Required work:
Sort through the entries below and pull out lines containing the word "text".

::::::::

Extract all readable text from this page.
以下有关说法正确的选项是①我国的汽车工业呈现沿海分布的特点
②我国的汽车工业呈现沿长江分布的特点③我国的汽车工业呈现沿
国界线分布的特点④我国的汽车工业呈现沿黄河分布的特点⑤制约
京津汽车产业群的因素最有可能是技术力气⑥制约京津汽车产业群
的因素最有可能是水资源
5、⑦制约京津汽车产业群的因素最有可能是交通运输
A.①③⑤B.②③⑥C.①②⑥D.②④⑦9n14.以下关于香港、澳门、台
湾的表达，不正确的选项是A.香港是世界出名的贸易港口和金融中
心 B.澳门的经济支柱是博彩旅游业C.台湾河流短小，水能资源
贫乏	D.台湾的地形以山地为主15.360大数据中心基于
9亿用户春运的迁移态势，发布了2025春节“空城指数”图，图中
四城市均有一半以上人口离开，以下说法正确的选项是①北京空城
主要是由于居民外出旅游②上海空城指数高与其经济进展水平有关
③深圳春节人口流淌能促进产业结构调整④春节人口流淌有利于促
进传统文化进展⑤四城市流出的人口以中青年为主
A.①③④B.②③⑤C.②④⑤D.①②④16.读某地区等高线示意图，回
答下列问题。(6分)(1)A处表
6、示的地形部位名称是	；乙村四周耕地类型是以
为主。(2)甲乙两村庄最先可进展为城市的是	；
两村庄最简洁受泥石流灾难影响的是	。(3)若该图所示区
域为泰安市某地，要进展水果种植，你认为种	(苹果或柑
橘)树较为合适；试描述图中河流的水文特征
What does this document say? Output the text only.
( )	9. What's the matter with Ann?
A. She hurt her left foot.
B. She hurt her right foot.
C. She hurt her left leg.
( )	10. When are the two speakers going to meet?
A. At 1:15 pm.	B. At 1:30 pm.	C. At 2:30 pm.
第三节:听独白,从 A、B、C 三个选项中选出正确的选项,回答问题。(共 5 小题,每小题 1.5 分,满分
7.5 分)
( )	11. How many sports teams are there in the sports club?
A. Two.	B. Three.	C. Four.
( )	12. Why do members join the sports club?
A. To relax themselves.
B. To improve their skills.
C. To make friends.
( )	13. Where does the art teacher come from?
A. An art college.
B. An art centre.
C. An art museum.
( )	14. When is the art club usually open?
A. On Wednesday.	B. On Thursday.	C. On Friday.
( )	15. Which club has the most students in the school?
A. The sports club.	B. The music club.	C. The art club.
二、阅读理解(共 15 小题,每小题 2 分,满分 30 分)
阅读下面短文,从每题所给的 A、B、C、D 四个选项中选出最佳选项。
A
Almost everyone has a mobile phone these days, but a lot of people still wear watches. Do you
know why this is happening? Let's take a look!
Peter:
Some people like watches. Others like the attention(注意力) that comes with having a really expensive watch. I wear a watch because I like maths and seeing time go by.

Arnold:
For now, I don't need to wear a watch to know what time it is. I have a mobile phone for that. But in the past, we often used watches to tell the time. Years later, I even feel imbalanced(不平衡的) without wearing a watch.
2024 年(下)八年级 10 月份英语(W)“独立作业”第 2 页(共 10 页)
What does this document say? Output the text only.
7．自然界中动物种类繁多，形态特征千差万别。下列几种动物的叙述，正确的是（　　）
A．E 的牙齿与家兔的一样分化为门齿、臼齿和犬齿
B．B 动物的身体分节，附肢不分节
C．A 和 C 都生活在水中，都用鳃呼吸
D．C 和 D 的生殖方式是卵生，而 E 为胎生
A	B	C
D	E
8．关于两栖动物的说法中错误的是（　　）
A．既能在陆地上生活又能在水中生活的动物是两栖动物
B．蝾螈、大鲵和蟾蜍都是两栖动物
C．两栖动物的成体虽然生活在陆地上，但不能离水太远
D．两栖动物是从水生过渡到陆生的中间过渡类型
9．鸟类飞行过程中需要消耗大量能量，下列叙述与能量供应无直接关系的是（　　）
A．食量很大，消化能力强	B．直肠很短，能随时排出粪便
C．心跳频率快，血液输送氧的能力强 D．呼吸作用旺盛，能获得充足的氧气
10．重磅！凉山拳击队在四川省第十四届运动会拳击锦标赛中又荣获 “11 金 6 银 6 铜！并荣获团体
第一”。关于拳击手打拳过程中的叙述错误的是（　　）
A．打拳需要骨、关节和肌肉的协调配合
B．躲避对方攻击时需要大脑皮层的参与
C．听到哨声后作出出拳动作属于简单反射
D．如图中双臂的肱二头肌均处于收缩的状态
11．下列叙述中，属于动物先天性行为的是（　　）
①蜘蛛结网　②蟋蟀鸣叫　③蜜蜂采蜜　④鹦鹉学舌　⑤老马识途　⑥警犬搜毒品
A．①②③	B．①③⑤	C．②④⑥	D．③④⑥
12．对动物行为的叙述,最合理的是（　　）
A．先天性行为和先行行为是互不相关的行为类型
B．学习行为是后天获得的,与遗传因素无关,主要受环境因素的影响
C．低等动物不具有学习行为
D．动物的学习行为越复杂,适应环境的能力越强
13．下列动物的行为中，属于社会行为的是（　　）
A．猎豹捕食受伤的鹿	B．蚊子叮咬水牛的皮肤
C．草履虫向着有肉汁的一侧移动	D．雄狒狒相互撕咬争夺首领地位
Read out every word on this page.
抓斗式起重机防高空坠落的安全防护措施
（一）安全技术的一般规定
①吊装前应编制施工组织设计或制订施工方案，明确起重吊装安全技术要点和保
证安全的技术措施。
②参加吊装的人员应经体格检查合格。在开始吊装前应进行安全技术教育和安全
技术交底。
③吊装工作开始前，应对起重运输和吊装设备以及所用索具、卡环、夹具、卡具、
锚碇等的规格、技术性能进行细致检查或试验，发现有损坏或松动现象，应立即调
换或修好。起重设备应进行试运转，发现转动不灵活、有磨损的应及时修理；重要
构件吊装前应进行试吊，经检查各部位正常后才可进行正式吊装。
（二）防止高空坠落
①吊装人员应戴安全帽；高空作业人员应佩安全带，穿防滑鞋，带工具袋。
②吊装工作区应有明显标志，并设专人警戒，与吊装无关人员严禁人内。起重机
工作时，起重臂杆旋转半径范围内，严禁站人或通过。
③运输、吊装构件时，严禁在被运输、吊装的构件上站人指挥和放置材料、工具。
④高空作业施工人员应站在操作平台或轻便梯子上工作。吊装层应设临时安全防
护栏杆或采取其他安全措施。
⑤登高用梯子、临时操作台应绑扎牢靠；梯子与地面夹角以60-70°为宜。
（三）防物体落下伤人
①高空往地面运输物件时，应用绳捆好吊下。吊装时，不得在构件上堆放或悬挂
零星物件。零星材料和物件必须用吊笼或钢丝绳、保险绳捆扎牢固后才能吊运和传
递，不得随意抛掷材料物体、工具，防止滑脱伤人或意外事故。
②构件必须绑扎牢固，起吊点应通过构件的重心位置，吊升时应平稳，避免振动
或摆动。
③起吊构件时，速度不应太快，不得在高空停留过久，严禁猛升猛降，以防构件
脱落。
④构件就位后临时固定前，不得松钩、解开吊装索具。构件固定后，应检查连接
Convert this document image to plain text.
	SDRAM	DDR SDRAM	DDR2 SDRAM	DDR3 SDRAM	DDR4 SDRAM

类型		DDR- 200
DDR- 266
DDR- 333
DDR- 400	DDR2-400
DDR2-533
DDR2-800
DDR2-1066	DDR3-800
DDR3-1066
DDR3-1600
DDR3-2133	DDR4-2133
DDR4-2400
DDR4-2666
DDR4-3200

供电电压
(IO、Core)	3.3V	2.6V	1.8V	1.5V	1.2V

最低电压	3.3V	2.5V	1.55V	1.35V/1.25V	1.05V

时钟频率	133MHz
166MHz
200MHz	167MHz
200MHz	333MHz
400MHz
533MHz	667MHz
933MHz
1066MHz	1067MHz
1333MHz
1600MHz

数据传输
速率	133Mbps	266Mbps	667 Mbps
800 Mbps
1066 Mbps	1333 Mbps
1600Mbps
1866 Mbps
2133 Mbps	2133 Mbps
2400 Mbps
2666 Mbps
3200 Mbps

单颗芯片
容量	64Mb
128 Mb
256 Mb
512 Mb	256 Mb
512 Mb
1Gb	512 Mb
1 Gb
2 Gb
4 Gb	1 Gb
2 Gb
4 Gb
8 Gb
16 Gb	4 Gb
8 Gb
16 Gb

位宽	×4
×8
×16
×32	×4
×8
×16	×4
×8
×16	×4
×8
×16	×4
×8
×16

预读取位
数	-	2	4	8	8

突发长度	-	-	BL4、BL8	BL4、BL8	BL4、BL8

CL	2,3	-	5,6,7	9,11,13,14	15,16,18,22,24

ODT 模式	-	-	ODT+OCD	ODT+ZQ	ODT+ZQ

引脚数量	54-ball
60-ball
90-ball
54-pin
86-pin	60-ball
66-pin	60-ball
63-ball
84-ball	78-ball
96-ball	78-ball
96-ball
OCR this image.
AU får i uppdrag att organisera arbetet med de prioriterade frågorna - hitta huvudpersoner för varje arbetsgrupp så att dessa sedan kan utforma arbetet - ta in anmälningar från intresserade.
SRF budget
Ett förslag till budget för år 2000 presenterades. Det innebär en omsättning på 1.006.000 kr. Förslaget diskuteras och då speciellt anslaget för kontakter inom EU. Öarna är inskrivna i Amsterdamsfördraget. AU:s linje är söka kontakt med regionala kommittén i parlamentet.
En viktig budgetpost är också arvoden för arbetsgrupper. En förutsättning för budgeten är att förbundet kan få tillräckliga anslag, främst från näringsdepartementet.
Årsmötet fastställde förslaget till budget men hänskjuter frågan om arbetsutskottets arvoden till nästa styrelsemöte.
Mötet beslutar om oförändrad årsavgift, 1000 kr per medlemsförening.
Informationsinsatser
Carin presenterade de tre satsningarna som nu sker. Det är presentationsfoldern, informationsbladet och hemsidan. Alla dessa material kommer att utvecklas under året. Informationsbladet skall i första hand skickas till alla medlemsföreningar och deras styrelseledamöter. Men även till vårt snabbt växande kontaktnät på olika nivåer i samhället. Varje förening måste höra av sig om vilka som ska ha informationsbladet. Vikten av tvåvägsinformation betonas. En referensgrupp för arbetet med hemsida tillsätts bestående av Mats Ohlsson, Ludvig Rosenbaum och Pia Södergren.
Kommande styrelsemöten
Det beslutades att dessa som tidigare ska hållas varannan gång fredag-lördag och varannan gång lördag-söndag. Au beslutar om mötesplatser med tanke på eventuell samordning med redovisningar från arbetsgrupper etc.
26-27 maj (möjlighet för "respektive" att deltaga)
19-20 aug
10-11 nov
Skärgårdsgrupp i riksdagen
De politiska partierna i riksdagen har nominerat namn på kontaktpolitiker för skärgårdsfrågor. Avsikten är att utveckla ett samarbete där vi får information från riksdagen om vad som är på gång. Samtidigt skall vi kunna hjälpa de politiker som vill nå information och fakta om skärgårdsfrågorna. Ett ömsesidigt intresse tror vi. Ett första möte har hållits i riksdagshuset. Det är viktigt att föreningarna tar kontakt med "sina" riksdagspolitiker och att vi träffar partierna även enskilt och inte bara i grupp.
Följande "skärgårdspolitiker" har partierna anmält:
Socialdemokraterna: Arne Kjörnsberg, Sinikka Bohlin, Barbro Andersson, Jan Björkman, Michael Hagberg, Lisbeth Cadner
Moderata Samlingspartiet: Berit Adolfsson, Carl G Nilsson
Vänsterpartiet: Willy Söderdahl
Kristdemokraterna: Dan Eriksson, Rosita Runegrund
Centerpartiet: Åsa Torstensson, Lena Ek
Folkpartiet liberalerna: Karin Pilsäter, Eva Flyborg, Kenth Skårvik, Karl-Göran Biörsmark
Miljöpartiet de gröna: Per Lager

::::::::

Reply to the task:
Extract all readable text from this page.
What does this document say? Output the text only.
What does this document say? Output the text only.
Convert this document image to plain text.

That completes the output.